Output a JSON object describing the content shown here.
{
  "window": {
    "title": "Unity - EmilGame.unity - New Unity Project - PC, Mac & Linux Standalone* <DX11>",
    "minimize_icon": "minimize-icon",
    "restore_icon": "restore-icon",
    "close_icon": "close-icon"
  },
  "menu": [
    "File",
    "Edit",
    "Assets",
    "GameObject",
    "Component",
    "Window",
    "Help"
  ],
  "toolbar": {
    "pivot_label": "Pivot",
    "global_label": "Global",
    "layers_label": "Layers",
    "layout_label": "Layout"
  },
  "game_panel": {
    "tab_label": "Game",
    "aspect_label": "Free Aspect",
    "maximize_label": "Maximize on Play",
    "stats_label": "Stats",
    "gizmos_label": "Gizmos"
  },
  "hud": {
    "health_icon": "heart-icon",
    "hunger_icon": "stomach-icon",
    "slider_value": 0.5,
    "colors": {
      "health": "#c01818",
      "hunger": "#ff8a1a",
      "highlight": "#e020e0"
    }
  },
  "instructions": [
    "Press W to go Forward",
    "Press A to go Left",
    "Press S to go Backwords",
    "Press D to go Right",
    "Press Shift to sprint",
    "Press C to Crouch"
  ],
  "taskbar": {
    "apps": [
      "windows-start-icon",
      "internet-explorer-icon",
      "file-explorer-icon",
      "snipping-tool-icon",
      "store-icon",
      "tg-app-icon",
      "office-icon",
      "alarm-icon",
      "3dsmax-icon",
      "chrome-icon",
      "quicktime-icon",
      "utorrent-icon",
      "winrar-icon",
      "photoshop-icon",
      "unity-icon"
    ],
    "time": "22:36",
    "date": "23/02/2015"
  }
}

Exercise goal:
Identify the lines of the entries containing the string "unity". Copy each such line.

Response below:
    "title": "Unity - EmilGame.unity - New Unity Project - PC, Mac & Linux Standalone* <DX11>",
      "unity-icon"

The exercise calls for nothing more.